- **PROMPT**
Extract each record and reproduce it exactly.

- - - - -

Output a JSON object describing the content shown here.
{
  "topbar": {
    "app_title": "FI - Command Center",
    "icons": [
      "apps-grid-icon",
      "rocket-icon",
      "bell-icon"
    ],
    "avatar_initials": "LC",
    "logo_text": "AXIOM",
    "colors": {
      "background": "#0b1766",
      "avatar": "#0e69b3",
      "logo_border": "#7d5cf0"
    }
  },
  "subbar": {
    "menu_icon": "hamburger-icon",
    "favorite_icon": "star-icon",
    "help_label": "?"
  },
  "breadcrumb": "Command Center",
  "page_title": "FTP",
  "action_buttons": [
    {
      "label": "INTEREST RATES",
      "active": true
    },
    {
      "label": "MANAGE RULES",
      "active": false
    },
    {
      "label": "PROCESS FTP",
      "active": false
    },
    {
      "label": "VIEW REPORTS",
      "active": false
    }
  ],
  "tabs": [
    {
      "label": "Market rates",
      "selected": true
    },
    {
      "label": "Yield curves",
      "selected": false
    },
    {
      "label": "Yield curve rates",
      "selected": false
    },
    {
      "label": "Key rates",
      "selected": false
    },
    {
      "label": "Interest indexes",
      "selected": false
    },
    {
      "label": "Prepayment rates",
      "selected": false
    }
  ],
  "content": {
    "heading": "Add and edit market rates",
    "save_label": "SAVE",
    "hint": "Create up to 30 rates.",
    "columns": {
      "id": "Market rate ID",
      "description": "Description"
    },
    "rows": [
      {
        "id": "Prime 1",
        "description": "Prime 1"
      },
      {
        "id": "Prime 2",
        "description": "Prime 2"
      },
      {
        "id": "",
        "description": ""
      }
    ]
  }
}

- - - - -

- **THE RESPONSE**
Output a JSON object describing the content shown here.
{
  "topbar": {
    "app_title": "FI - Command Center",
    "icons": [
      "apps-grid-icon",
      "rocket-icon",
      "bell-icon"
    ],
    "avatar_initials": "LC",
    "logo_text": "AXIOM",
    "colors": {
      "background": "#0b1766",
      "avatar": "#0e69b3",
      "logo_border": "#7d5cf0"
    }
  },
  "subbar": {
    "menu_icon": "hamburger-icon",
    "favorite_icon": "star-icon",
    "help_label": "?"
  },
  "breadcrumb": "Command Center",
  "page_title": "FTP",
  "action_buttons": [
    {
      "label": "INTEREST RATES",
      "active": true
    },
    {
      "label": "MANAGE RULES",
      "active": false
    },
    {
      "label": "PROCESS FTP",
      "active": false
    },
    {
      "label": "VIEW REPORTS",
      "active": false
    }
  ],
  "tabs": [
    {
      "label": "Market rates",
      "selected": true
    },
    {
      "label": "Yield curves",
      "selected": false
    },
    {
      "label": "Yield curve rates",
      "selected": false
    },
    {
      "label": "Key rates",
      "selected": false
    },
    {
      "label": "Interest indexes",
      "selected": false
    },
    {
      "label": "Prepayment rates",
      "selected": false
    }
  ],
  "content": {
    "heading": "Add and edit market rates",
    "save_label": "SAVE",
    "hint": "Create up to 30 rates.",
    "columns": {
      "id": "Market rate ID",
      "description": "Description"
    },
    "rows": [
      {
        "id": "Prime 1",
        "description": "Prime 1"
      },
      {
        "id": "Prime 2",
        "description": "Prime 2"
      },
      {
        "id": "",
        "description": ""
      }
    ]
  }
}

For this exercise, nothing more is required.